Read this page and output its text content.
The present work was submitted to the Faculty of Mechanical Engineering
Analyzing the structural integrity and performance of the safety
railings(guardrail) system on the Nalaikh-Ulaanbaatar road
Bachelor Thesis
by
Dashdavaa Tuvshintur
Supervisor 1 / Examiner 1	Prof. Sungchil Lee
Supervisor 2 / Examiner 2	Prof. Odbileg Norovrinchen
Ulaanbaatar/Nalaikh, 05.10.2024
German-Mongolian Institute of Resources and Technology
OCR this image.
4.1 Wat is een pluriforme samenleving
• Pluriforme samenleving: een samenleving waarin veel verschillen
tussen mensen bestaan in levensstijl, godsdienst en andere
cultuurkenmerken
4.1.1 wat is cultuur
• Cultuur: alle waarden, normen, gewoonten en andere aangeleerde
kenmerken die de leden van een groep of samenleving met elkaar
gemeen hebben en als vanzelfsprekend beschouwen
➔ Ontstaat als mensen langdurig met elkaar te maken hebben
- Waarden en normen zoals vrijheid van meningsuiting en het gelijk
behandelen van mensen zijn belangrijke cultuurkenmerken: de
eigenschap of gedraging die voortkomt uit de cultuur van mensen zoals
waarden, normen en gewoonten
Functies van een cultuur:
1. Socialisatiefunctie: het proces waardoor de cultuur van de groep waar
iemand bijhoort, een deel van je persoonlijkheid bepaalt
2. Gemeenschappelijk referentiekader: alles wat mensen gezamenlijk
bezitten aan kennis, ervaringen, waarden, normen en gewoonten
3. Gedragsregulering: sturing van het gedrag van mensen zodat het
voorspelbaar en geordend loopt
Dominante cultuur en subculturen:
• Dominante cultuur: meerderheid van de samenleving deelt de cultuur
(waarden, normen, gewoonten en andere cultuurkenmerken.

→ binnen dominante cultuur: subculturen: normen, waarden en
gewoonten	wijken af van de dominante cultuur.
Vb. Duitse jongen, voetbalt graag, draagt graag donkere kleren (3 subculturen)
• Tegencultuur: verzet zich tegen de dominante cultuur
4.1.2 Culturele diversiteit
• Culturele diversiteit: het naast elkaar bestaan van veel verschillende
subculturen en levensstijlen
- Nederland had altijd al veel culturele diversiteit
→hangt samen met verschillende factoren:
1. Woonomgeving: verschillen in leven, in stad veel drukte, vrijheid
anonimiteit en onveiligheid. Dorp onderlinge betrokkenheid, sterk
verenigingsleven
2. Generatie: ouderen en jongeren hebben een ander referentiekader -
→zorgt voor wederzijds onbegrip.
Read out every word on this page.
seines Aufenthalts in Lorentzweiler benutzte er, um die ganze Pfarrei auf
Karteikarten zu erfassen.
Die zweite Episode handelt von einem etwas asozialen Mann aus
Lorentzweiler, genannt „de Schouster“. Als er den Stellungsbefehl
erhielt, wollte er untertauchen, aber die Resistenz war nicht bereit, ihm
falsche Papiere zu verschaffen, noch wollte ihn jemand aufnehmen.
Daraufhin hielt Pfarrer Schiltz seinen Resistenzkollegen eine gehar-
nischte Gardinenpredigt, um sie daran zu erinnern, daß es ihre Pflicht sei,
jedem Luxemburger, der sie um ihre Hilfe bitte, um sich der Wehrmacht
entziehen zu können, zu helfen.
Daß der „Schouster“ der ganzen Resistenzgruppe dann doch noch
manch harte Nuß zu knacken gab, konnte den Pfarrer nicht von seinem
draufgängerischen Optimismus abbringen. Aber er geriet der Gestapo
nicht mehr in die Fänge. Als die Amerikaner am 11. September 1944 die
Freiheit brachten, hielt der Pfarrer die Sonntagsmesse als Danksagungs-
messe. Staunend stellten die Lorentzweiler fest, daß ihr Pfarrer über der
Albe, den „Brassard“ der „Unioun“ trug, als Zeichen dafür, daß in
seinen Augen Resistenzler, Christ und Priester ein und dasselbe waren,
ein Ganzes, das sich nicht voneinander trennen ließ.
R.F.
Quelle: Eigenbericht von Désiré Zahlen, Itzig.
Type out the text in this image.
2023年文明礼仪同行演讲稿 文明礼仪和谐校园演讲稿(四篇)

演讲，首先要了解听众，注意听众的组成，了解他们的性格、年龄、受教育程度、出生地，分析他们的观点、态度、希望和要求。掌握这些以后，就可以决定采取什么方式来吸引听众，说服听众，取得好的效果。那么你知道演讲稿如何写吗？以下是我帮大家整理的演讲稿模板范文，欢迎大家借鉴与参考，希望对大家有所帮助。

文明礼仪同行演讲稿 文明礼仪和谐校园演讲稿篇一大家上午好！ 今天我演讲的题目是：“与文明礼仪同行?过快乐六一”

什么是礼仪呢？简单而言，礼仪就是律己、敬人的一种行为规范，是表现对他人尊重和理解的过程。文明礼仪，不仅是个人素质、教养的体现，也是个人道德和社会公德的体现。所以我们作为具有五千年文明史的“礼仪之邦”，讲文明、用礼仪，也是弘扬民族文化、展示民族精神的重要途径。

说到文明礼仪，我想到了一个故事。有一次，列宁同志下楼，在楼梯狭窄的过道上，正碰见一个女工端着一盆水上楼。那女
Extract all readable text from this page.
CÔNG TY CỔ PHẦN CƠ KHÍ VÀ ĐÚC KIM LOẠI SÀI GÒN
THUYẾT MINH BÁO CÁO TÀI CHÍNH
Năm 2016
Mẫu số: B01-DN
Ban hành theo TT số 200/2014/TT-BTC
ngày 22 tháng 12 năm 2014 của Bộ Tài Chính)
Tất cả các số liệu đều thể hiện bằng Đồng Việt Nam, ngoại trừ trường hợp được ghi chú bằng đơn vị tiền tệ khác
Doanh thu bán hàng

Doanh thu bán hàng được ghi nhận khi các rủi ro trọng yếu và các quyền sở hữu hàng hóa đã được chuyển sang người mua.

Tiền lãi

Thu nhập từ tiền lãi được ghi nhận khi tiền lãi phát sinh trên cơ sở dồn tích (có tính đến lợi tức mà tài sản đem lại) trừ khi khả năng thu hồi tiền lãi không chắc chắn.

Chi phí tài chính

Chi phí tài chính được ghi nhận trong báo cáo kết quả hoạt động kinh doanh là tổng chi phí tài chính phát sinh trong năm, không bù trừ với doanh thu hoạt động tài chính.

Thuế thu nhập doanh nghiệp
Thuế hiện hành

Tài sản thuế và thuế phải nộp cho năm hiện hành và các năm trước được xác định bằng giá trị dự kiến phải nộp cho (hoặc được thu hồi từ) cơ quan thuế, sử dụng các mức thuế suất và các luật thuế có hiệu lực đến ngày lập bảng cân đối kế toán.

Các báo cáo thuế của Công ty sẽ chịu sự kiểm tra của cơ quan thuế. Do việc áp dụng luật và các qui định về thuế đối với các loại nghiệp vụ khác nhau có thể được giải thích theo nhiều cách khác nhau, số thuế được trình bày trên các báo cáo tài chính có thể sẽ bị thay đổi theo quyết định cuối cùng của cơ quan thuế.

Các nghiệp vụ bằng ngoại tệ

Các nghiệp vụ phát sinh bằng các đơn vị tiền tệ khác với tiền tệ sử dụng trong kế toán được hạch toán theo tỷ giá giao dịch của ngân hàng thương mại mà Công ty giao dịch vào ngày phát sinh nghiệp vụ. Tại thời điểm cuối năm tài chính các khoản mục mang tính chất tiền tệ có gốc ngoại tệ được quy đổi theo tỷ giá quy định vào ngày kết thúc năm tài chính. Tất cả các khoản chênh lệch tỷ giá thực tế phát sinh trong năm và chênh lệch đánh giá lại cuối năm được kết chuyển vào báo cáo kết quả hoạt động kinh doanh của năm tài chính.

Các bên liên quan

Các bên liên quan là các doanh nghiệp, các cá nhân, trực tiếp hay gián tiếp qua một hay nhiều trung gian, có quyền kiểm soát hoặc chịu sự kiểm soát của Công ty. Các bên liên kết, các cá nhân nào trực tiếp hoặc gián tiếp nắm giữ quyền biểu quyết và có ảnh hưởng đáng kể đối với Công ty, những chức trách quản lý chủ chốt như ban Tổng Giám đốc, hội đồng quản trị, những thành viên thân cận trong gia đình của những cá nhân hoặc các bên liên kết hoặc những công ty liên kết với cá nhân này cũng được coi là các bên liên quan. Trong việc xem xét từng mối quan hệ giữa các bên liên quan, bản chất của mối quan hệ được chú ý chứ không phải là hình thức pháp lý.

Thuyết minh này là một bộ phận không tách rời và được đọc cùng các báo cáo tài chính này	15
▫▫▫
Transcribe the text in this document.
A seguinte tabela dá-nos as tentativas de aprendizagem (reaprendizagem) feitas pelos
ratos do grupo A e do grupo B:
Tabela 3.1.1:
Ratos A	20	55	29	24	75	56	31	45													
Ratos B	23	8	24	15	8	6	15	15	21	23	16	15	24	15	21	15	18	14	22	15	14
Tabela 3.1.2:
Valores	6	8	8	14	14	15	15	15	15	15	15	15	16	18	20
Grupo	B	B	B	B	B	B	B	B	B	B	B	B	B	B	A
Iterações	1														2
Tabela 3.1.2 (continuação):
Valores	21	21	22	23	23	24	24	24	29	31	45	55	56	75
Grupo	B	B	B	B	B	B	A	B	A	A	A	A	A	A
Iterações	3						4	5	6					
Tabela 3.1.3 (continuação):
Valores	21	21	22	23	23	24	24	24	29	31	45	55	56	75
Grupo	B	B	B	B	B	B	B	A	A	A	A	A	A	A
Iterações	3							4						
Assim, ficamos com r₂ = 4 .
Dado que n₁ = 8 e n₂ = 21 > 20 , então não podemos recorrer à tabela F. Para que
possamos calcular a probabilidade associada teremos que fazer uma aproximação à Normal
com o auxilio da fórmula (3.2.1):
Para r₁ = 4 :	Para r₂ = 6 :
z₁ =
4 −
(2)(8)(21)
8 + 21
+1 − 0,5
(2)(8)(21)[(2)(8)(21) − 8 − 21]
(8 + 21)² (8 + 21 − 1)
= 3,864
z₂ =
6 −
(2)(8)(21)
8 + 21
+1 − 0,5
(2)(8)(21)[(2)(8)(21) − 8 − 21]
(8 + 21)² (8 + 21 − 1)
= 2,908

* * *

**Stated problem**
Review the preceding data and report every line that includes the string "continuação".

**Exercise solution**
Tabela 3.1.2 (continuação):
Tabela 3.1.3 (continuação):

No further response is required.